## START

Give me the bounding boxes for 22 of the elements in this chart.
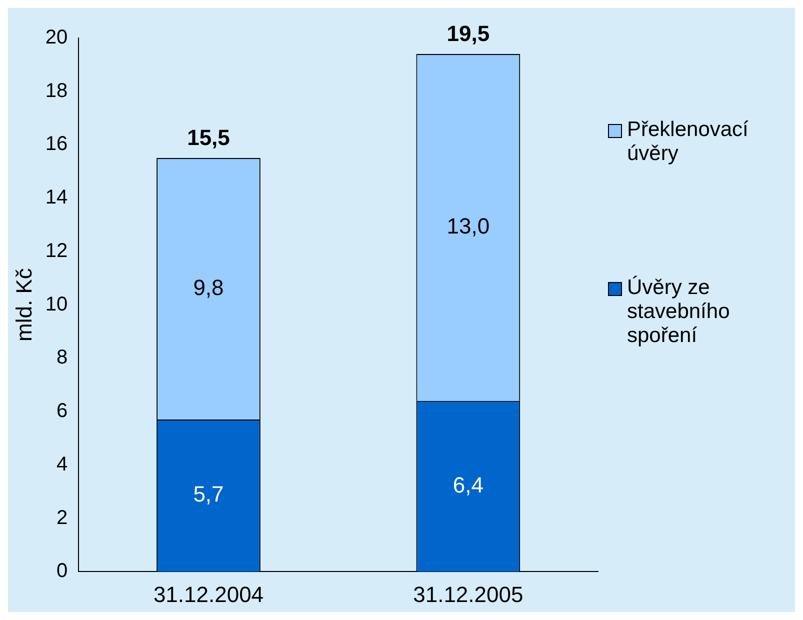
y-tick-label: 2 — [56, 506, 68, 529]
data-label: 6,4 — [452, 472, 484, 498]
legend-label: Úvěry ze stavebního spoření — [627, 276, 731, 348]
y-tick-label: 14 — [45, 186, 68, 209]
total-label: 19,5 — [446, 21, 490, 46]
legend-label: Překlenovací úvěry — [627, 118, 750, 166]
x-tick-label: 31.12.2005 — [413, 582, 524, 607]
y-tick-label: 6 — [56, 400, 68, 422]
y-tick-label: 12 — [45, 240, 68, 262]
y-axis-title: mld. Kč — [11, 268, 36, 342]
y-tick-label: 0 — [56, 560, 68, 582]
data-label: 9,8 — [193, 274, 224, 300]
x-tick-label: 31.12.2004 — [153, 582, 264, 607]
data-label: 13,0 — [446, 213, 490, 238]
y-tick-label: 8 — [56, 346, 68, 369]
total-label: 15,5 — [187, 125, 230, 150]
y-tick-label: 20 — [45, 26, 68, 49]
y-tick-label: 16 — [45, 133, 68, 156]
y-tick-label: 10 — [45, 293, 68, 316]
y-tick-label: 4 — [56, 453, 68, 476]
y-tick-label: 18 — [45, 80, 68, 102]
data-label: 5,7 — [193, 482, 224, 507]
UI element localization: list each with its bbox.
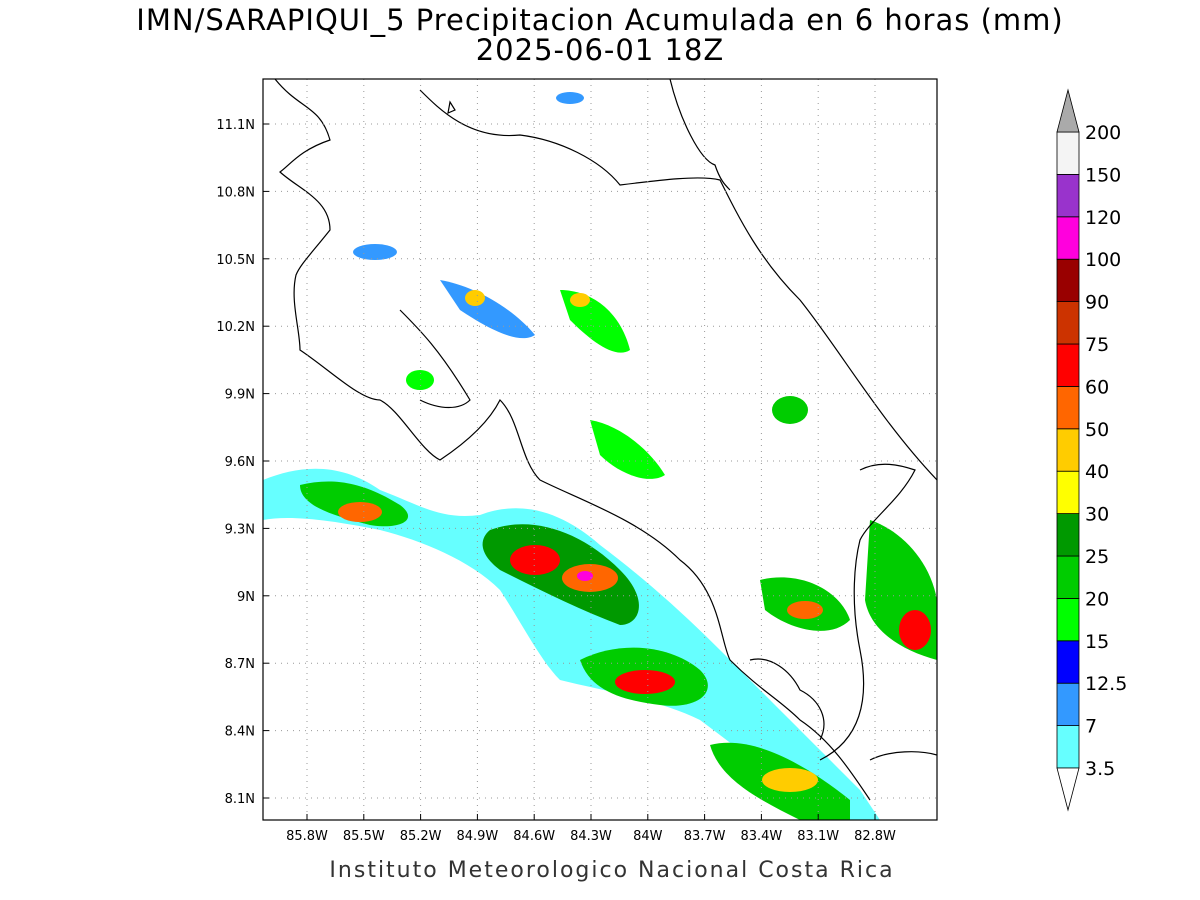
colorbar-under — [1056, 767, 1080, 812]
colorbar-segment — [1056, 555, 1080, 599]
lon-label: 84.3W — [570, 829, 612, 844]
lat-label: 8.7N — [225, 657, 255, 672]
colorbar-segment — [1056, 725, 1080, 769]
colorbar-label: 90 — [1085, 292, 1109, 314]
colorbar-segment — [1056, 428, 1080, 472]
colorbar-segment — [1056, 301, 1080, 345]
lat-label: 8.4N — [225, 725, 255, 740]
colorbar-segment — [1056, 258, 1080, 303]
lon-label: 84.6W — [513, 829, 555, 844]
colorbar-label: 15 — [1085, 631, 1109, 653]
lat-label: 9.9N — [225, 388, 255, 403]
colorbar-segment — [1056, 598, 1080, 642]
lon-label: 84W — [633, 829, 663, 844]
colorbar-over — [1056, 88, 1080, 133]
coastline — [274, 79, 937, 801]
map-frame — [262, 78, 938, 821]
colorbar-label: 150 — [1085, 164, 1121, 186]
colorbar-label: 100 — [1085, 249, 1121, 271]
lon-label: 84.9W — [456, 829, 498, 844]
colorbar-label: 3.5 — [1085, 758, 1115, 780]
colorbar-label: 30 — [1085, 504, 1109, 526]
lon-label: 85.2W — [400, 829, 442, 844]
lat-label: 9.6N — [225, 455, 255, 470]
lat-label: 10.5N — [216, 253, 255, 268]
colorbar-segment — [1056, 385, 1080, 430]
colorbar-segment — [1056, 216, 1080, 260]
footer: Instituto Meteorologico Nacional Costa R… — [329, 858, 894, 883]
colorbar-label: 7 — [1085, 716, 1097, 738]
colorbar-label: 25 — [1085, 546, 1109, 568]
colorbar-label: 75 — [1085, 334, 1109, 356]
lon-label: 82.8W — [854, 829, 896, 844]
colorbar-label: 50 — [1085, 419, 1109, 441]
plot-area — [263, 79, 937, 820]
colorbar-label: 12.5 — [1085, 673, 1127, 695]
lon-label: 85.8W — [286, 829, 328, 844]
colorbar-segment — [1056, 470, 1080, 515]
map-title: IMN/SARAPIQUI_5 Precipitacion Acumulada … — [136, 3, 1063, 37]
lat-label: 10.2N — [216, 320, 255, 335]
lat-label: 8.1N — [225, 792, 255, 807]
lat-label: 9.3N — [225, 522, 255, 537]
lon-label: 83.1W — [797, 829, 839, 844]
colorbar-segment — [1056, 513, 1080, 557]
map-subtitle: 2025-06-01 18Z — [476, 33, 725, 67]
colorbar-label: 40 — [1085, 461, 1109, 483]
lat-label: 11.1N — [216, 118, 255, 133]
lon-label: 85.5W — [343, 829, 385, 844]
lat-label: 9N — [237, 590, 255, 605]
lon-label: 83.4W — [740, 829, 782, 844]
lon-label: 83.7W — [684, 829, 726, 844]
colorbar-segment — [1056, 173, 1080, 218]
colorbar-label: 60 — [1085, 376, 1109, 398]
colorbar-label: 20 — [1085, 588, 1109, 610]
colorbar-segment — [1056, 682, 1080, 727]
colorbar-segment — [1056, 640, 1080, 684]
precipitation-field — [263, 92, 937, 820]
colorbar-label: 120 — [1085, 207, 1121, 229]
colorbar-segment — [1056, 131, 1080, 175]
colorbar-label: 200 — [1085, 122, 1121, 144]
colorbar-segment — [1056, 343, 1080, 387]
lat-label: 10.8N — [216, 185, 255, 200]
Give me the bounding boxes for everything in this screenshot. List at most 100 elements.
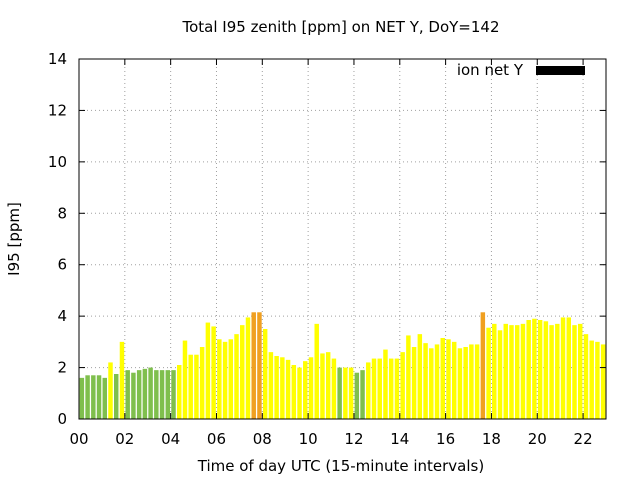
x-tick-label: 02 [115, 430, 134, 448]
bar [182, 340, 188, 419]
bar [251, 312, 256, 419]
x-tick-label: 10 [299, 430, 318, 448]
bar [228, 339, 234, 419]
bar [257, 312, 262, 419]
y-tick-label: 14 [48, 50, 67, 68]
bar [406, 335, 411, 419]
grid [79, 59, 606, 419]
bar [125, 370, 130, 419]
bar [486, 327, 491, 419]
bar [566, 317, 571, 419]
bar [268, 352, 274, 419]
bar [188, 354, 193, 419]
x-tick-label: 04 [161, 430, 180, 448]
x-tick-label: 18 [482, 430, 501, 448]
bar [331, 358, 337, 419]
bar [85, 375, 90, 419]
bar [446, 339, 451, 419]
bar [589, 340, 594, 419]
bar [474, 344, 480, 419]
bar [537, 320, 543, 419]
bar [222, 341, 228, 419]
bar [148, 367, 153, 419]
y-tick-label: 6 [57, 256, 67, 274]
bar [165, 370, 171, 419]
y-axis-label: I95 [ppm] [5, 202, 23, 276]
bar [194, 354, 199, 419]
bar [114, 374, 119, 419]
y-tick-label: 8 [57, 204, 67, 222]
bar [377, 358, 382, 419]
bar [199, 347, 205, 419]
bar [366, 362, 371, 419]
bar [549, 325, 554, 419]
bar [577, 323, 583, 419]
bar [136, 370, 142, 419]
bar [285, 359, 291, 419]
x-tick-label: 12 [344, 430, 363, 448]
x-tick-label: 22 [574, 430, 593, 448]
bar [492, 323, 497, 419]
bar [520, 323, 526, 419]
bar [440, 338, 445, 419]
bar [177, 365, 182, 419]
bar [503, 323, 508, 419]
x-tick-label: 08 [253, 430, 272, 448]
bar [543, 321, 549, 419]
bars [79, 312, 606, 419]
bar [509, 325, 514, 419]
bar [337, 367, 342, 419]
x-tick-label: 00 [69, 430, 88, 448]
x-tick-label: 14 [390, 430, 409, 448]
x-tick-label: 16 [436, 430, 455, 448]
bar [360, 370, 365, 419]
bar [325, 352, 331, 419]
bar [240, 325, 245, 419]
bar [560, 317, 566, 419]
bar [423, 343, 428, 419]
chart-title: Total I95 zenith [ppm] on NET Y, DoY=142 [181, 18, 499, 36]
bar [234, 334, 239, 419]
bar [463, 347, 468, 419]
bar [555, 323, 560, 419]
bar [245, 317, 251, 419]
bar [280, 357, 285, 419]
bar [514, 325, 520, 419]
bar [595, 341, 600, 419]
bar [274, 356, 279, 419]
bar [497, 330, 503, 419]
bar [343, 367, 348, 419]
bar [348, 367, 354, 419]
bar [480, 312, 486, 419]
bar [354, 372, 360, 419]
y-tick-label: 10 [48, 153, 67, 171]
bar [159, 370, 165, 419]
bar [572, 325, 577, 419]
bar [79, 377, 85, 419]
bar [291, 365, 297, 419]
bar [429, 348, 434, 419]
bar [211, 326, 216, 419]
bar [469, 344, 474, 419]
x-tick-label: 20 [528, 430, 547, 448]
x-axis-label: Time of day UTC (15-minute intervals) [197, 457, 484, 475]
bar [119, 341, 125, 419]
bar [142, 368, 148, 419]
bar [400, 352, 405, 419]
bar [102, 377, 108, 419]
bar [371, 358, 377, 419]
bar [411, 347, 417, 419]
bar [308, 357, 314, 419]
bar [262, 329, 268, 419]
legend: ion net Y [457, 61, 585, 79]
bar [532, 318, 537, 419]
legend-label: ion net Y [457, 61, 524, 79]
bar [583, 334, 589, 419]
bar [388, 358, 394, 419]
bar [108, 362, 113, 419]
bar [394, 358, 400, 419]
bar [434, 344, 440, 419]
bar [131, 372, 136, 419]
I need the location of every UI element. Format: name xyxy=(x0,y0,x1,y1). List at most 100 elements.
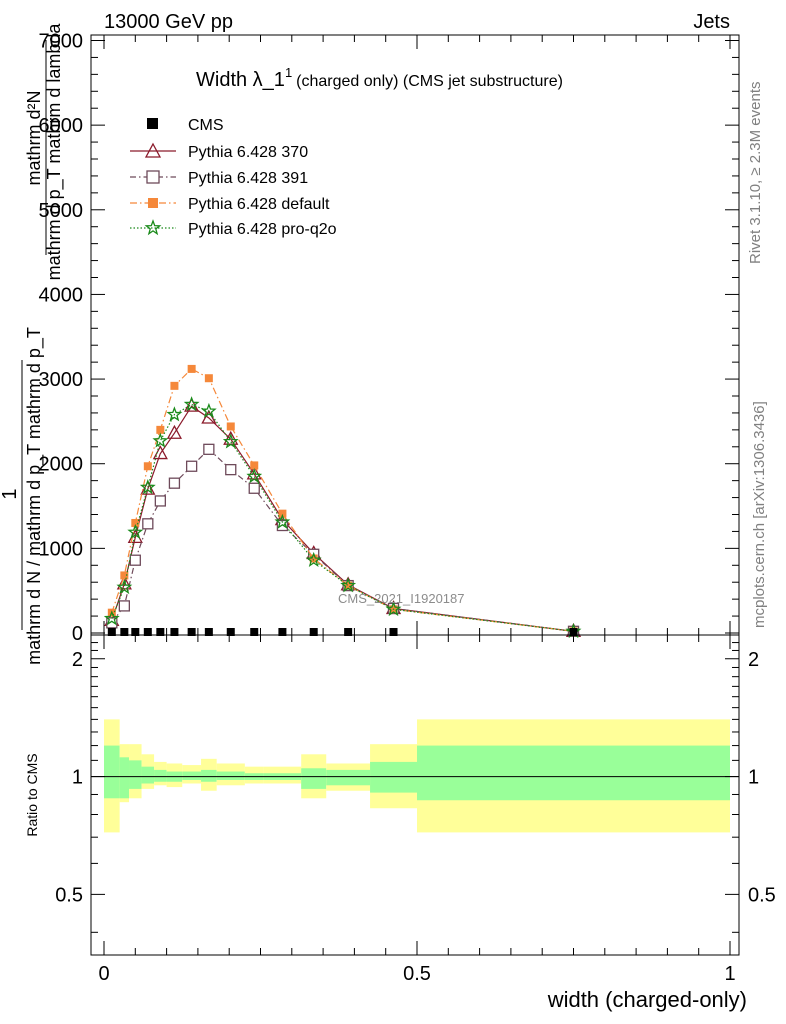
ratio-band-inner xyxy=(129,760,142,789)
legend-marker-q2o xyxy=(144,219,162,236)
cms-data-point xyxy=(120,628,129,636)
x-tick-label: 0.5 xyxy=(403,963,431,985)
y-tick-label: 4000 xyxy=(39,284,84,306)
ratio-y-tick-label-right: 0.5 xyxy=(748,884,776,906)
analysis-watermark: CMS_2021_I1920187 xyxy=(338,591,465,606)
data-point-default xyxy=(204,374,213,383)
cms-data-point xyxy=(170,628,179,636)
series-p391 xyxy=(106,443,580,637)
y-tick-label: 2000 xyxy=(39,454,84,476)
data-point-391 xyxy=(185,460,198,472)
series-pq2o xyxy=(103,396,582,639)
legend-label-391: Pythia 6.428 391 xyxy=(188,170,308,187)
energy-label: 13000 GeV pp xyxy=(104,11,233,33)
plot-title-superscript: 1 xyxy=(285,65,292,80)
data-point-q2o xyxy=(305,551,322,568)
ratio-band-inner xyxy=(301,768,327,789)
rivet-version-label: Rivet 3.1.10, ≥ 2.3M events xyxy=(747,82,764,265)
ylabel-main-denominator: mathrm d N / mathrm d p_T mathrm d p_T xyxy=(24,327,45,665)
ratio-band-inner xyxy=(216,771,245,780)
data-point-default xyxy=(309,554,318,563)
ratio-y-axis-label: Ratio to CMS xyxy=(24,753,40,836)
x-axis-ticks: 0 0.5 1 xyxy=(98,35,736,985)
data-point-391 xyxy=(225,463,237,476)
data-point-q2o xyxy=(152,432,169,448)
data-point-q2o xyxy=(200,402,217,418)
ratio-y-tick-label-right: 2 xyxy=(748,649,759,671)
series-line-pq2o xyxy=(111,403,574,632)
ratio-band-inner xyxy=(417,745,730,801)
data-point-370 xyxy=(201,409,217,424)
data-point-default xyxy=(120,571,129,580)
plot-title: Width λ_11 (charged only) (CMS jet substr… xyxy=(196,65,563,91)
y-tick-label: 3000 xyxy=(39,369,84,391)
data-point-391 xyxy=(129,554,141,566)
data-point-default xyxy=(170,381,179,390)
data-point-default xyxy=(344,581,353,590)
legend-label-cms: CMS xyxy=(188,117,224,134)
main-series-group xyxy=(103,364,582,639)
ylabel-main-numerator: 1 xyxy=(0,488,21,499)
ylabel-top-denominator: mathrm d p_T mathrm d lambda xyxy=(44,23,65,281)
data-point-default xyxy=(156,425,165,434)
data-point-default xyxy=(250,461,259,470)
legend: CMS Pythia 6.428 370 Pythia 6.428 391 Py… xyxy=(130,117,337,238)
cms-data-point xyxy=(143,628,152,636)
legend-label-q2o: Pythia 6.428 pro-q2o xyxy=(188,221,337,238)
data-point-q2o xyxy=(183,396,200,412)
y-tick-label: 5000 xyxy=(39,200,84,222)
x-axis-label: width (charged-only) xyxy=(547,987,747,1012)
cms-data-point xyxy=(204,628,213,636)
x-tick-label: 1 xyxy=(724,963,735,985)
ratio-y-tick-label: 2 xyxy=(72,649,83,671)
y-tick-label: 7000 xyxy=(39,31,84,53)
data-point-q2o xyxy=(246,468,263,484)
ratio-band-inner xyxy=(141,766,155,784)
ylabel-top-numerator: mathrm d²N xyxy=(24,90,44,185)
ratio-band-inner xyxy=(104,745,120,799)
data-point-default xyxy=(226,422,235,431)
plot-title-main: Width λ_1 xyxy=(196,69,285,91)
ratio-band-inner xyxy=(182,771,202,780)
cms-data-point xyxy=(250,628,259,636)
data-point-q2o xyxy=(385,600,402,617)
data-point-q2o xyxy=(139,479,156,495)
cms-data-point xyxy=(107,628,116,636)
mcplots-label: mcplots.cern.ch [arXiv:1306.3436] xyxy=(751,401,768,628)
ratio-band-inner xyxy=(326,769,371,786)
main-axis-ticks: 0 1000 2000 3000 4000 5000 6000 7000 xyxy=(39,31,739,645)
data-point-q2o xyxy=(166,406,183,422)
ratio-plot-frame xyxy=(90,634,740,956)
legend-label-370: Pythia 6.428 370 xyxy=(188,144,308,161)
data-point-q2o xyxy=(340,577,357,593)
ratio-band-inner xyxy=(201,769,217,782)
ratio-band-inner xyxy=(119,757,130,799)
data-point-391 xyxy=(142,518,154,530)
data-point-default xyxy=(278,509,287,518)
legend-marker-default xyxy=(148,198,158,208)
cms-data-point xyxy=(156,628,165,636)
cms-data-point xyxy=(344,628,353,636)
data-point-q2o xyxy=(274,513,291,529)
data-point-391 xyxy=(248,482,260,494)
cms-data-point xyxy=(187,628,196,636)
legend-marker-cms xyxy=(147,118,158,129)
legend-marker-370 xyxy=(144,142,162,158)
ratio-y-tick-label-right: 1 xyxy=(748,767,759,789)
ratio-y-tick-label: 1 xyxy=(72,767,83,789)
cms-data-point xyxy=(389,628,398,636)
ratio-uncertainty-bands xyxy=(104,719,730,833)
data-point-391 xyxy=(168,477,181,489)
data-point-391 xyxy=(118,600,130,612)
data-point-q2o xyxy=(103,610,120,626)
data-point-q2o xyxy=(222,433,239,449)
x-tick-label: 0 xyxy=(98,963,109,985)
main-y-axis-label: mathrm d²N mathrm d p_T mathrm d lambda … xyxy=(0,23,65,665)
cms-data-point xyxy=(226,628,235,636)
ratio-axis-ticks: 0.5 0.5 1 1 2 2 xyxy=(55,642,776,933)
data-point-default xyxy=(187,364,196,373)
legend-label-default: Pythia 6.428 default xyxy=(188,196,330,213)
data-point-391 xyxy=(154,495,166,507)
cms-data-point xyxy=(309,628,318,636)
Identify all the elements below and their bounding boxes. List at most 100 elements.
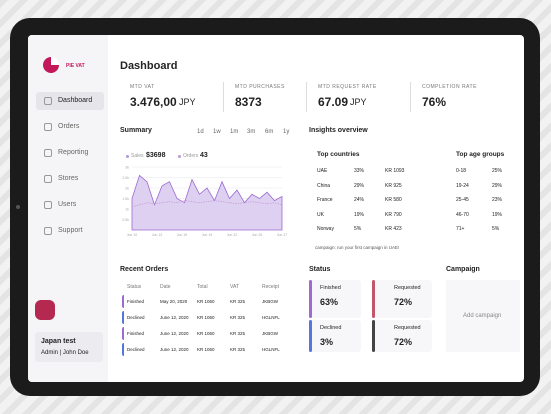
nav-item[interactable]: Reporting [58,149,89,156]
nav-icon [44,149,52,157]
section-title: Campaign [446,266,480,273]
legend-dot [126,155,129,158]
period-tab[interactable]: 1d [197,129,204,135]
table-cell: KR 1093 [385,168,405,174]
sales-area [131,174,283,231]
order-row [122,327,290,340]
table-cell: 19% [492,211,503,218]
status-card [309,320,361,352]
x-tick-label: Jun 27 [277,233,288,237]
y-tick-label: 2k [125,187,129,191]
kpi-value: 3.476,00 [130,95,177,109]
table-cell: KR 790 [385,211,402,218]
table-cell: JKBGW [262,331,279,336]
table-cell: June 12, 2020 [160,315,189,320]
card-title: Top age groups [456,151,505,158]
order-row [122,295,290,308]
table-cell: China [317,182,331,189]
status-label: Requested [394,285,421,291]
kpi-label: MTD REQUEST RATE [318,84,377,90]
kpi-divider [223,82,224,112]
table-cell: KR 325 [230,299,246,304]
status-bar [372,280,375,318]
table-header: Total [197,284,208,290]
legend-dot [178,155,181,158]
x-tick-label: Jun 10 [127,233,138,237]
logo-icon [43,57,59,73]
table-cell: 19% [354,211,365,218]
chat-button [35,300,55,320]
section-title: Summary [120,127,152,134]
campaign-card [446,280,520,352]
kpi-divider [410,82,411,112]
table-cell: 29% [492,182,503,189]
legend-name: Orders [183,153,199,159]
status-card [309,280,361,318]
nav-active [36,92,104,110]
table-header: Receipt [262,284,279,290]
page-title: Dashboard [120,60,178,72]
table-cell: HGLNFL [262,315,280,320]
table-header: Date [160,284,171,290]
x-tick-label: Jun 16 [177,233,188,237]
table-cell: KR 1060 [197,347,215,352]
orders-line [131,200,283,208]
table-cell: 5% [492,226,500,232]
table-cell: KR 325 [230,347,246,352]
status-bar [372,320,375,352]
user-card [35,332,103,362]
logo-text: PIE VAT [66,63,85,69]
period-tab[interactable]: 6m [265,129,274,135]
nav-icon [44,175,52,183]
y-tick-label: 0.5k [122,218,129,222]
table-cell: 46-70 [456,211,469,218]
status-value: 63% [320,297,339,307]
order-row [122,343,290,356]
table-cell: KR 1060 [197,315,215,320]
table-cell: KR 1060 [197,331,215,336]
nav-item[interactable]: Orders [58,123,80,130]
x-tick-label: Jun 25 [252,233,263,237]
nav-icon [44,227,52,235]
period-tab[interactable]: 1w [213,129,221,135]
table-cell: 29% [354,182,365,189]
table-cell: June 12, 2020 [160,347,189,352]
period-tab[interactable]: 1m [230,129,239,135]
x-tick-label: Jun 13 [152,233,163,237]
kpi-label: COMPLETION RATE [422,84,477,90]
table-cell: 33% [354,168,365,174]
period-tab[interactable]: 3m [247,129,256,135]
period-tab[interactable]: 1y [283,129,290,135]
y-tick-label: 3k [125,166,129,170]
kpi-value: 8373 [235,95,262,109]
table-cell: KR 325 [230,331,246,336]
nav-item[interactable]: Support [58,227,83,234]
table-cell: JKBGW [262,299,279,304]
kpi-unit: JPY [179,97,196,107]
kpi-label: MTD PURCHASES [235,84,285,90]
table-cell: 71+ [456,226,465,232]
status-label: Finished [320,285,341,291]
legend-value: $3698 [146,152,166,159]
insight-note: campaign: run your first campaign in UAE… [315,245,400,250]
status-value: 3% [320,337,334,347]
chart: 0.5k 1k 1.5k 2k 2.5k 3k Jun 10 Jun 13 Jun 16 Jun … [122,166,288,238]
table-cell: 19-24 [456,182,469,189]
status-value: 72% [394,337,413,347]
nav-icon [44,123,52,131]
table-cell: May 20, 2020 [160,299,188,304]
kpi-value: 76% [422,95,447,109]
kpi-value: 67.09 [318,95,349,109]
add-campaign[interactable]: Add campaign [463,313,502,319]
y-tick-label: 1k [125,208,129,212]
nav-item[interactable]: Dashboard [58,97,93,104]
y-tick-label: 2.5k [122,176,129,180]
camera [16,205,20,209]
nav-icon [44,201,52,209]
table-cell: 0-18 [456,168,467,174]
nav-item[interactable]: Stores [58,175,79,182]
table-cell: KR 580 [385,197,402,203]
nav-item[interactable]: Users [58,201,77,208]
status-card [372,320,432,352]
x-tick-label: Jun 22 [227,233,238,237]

## END

* [Exercise objective] Rewrite the items from the line with "y-tick-label: 2 — [56, 506, 68, 529]" up to and including the line with "legend-label: Překlenovací úvěry", renaming "data-label" to "value-label" and keeping everything else the same. Output only those lines.

* [Exercise answer]
y-tick-label: 2 — [56, 506, 68, 529]
value-label: 6,4 — [452, 472, 484, 498]
legend-label: Úvěry ze stavebního spoření — [627, 276, 731, 348]
y-tick-label: 14 — [45, 186, 68, 209]
total-label: 19,5 — [446, 21, 490, 46]
legend-label: Překlenovací úvěry — [627, 118, 750, 166]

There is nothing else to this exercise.